[Data items]
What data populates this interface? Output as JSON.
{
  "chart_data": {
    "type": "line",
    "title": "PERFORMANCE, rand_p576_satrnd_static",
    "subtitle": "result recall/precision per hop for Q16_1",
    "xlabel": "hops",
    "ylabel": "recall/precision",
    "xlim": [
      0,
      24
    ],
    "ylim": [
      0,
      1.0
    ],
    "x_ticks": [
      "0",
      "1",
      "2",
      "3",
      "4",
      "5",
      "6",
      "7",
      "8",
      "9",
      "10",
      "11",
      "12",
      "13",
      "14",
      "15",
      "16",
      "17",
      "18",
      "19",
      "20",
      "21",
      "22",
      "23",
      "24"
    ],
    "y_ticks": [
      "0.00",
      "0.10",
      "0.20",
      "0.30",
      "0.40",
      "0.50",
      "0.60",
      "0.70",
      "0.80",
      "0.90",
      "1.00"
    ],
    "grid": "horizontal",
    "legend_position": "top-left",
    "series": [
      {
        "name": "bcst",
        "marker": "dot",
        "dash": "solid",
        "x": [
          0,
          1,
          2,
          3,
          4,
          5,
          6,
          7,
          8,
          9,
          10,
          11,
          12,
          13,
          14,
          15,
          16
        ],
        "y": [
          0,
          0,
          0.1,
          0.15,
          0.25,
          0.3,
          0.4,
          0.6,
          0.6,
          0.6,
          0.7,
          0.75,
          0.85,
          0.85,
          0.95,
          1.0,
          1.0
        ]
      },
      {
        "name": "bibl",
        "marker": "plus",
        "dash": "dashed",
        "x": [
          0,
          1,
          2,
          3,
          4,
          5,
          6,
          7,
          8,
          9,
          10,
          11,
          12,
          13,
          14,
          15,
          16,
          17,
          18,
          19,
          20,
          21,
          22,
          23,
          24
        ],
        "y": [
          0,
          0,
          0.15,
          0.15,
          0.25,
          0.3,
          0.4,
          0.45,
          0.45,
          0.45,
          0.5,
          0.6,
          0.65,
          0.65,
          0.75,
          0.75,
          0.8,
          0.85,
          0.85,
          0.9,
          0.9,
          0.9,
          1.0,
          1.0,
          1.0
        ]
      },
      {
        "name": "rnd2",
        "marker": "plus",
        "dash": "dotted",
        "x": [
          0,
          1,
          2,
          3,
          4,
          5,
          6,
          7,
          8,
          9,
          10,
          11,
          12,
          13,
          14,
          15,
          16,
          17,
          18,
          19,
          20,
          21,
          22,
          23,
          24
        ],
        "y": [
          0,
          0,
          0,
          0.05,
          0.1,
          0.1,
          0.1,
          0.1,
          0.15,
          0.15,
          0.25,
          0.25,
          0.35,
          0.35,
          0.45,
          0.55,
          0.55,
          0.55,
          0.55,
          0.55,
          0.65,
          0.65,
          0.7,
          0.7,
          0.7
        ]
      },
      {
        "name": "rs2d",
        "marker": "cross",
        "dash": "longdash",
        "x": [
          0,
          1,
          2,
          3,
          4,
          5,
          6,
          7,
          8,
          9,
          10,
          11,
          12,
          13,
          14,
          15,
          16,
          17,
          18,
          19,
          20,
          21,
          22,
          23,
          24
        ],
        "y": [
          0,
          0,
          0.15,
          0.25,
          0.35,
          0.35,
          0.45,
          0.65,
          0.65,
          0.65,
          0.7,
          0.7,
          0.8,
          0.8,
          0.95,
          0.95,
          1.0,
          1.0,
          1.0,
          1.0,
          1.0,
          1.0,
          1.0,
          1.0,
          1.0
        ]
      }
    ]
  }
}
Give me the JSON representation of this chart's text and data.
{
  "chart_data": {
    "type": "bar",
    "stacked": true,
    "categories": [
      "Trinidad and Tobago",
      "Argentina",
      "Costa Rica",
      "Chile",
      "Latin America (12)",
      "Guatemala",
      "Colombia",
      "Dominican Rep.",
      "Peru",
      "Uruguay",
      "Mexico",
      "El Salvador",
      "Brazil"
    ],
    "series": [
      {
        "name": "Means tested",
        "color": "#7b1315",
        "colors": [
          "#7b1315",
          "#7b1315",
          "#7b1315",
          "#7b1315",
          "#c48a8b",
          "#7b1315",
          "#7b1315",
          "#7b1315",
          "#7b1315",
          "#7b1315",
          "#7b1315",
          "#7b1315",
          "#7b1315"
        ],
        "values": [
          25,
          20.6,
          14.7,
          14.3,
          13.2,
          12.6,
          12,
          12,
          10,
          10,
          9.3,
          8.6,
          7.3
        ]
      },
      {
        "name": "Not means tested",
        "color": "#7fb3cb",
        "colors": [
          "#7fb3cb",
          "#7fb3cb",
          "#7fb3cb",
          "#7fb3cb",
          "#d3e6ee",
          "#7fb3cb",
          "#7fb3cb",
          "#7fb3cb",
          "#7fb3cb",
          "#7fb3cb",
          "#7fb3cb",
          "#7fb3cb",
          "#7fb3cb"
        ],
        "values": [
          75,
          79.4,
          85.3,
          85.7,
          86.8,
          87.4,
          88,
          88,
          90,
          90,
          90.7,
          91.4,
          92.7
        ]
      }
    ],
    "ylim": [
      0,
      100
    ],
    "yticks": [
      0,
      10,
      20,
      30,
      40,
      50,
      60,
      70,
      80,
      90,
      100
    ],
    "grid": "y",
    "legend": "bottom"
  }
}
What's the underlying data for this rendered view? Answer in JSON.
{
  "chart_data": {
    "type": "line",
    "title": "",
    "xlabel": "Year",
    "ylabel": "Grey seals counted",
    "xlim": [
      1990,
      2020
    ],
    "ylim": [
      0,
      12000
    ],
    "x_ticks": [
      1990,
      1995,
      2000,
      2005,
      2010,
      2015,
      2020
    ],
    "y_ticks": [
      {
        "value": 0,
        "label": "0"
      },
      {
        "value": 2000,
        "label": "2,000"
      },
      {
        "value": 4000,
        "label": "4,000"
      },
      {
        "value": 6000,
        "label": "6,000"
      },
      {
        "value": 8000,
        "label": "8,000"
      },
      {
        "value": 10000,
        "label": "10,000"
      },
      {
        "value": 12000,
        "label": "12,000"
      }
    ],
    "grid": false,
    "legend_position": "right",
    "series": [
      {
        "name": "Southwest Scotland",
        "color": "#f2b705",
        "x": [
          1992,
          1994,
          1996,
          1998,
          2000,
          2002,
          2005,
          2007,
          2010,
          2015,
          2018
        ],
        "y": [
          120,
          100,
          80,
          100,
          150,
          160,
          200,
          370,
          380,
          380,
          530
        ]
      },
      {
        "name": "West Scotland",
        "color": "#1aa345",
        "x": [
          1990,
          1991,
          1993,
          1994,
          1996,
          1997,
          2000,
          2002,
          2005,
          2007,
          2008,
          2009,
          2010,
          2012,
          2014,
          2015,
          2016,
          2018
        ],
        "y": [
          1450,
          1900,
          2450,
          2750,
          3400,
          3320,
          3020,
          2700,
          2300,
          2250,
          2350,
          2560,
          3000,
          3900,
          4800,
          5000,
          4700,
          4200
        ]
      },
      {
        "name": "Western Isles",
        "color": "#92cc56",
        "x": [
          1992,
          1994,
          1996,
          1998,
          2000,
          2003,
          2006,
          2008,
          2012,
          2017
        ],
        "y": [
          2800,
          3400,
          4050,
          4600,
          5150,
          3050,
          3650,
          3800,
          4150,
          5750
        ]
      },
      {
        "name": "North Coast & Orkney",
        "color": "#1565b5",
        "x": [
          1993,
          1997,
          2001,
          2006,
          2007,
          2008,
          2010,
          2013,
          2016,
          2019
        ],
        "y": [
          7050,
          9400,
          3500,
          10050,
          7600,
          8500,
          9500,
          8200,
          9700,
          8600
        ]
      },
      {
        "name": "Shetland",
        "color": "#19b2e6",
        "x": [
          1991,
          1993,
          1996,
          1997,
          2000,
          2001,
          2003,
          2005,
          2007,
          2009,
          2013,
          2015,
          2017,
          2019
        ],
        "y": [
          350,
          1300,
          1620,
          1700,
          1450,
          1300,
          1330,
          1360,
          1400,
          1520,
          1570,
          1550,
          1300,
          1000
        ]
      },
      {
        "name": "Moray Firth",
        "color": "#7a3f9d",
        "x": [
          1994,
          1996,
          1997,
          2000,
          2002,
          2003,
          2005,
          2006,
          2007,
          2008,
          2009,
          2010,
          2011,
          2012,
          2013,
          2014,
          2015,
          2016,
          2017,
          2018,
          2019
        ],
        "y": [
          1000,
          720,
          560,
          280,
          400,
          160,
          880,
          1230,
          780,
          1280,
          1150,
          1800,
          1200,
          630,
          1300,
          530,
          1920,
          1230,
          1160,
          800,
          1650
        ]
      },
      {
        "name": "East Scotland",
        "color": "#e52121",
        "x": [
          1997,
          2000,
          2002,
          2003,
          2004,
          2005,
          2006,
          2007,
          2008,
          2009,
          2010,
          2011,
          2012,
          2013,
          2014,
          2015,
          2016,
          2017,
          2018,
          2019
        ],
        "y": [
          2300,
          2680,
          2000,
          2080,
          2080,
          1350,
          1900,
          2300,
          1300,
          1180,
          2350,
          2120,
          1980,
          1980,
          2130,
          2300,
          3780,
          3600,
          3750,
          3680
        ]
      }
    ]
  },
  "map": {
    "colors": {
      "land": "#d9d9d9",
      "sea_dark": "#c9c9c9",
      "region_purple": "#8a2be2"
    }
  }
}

Stated task => Gather every line from the listing above in which "this" appears, and copy those lines.

Result below =>
What data populates this interface? Output as JSON.
Give me the JSON representation of this chart's text and data.
What's the underlying data for this rendered view? Answer in JSON.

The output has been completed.